Work required: Which lines below hold the word "effect"? Copy all of them.
══ Data rows
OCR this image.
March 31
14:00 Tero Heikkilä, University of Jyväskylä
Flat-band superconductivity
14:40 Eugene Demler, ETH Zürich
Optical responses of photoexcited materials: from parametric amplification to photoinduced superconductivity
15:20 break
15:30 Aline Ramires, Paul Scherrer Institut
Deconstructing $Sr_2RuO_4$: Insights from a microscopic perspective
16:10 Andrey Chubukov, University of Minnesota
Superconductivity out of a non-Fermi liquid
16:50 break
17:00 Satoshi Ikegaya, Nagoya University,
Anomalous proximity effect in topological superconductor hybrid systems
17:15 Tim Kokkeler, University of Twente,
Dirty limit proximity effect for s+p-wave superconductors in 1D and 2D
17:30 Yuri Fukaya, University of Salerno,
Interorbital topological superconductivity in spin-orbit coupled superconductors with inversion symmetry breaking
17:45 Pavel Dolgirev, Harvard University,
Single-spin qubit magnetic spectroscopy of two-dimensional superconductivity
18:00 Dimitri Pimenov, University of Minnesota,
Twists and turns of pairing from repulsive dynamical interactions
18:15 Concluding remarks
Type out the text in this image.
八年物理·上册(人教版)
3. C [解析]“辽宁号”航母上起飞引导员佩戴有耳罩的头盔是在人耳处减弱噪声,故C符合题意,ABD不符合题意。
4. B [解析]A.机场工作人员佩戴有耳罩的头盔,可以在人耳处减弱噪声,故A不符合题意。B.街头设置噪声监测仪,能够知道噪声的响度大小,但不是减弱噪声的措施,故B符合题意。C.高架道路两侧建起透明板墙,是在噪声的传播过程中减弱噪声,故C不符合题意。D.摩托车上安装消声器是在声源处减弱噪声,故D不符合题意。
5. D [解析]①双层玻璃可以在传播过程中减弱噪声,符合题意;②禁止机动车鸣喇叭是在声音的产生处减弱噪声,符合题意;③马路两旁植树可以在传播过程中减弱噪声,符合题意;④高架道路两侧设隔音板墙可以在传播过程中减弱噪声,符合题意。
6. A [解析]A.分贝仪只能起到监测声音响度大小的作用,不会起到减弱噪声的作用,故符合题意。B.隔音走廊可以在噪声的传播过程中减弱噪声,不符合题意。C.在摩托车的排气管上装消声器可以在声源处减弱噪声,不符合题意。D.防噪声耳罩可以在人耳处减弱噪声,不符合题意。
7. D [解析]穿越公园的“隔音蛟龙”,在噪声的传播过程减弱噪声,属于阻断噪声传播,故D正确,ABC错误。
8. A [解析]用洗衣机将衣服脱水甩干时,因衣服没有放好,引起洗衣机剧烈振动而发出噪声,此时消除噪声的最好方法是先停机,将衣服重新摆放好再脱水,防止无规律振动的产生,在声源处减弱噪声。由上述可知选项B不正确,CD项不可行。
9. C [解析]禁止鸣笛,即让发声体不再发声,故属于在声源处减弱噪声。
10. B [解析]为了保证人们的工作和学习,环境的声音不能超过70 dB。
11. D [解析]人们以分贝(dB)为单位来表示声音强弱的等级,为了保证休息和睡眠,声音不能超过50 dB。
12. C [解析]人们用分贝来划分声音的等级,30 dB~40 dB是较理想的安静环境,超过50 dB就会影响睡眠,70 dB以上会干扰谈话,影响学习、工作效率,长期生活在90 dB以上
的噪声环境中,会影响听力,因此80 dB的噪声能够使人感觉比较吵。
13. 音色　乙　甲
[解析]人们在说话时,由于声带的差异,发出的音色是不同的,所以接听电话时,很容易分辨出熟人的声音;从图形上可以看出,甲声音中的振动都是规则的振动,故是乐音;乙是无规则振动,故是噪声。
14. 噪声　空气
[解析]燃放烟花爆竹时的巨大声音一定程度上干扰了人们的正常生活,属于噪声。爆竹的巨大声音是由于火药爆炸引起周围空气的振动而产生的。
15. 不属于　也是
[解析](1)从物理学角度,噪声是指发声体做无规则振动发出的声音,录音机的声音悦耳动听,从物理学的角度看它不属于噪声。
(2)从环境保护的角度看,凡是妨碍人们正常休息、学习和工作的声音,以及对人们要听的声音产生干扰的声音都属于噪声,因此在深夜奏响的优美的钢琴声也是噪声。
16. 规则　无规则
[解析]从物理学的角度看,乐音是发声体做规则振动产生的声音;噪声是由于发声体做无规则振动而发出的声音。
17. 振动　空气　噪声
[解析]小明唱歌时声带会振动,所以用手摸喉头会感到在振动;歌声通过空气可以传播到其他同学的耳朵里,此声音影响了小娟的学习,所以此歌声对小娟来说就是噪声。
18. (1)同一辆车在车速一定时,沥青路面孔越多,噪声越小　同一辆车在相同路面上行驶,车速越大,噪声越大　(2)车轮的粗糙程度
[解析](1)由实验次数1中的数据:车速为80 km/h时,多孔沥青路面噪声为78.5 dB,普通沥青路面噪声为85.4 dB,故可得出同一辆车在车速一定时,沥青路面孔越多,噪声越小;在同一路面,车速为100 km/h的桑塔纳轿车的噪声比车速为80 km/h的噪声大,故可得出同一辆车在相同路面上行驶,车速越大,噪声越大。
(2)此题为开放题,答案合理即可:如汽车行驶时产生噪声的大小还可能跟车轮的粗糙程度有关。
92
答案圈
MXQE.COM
════
Exercise solution:
Anomalous proximity effect in topological superconductor hybrid systems
Dirty limit proximity effect for s+p-wave superconductors in 1D and 2D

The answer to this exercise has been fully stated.